THE DATA:
*****

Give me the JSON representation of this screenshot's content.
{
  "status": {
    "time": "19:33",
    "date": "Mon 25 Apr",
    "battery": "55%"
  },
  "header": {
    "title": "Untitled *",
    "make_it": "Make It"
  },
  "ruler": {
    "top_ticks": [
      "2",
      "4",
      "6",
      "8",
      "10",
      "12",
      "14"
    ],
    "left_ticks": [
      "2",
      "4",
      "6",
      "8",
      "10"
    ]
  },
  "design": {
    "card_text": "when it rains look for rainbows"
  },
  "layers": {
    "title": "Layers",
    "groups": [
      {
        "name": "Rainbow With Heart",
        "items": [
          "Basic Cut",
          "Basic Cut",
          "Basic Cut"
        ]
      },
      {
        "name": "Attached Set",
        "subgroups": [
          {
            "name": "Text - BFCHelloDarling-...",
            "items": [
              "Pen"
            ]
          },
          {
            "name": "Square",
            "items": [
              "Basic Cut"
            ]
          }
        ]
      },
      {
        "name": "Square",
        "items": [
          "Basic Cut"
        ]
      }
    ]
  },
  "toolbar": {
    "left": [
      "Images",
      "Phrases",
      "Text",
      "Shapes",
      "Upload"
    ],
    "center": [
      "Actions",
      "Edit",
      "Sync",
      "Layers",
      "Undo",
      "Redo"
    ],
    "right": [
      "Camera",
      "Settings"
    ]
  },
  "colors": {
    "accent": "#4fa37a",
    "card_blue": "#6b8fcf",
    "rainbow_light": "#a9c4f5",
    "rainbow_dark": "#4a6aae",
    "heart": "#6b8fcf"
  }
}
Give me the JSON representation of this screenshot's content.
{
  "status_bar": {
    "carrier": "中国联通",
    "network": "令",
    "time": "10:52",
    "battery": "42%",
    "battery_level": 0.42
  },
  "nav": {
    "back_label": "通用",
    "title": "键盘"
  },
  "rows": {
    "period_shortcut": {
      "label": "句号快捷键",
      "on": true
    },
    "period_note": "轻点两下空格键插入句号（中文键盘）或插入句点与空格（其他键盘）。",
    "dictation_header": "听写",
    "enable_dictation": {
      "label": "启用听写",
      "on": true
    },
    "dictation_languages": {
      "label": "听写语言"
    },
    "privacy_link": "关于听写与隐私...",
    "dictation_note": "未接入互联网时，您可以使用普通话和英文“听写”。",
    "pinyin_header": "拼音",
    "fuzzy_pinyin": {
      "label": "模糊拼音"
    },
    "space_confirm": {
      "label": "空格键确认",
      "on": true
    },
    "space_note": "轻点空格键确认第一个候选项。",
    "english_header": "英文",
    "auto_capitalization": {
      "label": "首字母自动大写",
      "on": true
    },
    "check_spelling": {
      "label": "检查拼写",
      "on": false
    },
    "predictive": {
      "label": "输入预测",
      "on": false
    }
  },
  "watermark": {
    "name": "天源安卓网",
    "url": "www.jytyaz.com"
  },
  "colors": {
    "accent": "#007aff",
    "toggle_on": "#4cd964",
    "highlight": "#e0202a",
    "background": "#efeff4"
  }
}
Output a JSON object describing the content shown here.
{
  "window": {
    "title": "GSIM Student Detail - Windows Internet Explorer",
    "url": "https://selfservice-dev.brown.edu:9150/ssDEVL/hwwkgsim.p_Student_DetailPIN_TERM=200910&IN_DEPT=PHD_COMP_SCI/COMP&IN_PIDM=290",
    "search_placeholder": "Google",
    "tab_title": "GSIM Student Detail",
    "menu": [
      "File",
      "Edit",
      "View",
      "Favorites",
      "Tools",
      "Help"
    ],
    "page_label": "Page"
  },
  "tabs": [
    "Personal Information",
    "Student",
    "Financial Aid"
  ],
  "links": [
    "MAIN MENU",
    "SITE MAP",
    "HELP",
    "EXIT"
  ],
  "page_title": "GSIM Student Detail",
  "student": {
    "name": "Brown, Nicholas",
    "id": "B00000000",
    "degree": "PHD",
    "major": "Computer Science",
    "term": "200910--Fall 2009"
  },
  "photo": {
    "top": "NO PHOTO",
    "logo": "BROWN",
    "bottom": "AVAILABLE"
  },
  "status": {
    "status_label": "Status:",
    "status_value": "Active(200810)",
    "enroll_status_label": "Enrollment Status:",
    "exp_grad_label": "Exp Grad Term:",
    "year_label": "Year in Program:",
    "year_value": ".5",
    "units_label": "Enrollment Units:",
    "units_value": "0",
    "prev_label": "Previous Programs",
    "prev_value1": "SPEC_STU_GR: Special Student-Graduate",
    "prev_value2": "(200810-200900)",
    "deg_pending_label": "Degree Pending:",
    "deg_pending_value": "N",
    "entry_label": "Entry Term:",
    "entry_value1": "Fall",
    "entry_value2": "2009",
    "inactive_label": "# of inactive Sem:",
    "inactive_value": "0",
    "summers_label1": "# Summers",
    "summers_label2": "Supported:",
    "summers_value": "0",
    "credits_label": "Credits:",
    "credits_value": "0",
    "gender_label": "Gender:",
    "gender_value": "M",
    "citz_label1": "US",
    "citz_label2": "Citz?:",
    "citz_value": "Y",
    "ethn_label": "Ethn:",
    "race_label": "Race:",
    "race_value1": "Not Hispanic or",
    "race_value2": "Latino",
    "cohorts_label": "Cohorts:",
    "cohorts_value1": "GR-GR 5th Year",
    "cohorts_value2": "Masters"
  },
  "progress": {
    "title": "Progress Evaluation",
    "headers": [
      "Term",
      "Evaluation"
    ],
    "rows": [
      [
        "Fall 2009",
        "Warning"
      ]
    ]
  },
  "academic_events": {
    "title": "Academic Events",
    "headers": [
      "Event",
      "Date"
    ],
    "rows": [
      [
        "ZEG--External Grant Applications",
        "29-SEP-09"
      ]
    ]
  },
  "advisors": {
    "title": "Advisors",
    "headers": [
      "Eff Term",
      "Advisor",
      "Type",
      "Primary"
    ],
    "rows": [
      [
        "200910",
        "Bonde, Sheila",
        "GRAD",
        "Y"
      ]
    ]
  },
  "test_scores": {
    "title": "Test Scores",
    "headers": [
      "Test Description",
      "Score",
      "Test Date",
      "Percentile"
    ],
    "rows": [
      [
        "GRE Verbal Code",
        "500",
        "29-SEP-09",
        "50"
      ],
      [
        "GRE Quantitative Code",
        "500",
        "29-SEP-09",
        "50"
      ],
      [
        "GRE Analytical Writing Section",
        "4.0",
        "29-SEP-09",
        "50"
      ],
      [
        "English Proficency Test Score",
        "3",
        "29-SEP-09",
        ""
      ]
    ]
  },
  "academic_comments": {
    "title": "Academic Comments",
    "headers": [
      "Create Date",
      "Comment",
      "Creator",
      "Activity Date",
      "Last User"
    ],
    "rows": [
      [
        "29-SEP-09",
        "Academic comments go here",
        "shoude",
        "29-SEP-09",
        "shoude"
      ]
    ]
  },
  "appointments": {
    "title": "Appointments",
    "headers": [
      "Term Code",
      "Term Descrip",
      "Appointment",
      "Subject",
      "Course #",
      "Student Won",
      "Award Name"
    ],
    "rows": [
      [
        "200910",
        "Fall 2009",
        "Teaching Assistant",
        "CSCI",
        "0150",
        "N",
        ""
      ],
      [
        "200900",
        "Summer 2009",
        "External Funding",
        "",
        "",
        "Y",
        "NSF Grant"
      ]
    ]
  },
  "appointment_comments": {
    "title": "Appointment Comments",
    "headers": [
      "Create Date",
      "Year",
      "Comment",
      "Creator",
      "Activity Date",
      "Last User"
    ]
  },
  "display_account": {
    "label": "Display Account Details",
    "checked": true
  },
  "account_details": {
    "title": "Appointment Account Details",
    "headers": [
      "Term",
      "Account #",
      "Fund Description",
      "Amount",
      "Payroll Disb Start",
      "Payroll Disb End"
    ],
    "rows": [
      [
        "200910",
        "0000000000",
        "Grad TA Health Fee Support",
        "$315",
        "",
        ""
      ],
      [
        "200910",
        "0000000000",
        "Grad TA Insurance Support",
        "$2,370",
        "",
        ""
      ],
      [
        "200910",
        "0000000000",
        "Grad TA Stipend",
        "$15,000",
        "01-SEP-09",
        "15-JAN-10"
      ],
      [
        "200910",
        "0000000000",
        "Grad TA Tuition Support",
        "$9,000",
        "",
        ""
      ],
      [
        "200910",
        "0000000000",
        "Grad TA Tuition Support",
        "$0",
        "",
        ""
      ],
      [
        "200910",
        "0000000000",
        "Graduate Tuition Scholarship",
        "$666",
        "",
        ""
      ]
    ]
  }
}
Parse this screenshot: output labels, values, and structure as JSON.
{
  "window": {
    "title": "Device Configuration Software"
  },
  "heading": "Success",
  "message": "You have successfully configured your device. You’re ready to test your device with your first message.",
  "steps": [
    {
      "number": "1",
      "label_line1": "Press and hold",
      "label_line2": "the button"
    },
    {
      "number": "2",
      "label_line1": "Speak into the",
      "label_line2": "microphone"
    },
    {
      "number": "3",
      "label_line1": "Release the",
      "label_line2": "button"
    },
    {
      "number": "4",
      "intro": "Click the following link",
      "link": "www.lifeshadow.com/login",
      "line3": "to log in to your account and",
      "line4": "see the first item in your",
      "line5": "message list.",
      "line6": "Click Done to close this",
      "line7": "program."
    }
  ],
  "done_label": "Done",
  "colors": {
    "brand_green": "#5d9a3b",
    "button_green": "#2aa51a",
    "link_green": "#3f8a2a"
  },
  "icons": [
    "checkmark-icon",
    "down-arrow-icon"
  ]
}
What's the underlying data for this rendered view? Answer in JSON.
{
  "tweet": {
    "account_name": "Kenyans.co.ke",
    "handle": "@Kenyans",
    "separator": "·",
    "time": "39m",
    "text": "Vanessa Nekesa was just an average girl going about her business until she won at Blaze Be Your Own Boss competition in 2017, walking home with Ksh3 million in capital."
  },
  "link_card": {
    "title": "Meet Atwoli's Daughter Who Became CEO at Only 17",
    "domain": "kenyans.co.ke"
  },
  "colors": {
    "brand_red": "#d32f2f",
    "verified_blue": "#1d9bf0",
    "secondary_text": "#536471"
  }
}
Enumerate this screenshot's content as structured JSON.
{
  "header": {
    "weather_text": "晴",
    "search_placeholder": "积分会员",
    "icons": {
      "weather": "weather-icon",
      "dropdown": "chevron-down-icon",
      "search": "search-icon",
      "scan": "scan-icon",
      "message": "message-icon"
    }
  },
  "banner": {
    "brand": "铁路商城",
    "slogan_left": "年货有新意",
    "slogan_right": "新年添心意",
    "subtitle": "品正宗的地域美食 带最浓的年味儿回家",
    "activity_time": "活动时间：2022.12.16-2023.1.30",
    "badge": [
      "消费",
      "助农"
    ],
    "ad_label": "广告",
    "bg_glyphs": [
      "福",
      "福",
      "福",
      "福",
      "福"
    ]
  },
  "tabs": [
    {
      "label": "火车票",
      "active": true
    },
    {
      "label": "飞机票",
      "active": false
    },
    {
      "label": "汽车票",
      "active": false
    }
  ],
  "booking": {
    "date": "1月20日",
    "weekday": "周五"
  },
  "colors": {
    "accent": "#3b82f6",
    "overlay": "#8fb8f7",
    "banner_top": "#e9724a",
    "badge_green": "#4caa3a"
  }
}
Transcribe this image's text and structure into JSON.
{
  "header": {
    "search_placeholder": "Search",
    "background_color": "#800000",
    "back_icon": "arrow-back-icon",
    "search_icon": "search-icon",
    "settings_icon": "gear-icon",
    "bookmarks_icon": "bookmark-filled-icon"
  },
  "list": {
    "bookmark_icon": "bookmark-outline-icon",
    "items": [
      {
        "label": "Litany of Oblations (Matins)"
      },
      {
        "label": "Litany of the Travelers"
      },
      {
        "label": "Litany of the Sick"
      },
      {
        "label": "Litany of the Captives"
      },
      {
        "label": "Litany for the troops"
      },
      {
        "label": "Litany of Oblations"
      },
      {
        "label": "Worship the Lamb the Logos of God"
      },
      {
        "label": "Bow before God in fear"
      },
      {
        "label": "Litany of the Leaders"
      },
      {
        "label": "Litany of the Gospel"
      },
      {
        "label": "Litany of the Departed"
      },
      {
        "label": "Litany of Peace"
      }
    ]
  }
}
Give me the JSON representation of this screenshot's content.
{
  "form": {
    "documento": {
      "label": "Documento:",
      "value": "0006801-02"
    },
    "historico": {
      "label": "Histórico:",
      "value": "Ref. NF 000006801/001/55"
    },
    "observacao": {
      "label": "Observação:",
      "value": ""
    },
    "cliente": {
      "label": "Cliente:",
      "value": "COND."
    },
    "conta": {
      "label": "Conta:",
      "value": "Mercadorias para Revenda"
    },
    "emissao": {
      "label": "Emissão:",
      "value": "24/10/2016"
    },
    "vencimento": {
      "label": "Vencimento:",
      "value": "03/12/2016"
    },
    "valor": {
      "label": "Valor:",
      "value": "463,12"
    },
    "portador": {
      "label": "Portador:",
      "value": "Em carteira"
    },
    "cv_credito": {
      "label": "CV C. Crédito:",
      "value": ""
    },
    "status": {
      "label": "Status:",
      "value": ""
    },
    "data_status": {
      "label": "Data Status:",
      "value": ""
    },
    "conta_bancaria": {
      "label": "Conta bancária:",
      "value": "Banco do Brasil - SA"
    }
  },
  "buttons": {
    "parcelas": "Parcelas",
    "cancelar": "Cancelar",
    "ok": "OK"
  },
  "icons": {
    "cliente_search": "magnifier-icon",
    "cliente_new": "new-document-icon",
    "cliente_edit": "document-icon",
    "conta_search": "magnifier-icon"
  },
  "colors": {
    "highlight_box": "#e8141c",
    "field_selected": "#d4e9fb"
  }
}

*****

DIRECTIONS: Show every line in the entries where the string "Click" occurs.

EXERCISE RESPONSE:
      "intro": "Click the following link",
      "line6": "Click Done to close this",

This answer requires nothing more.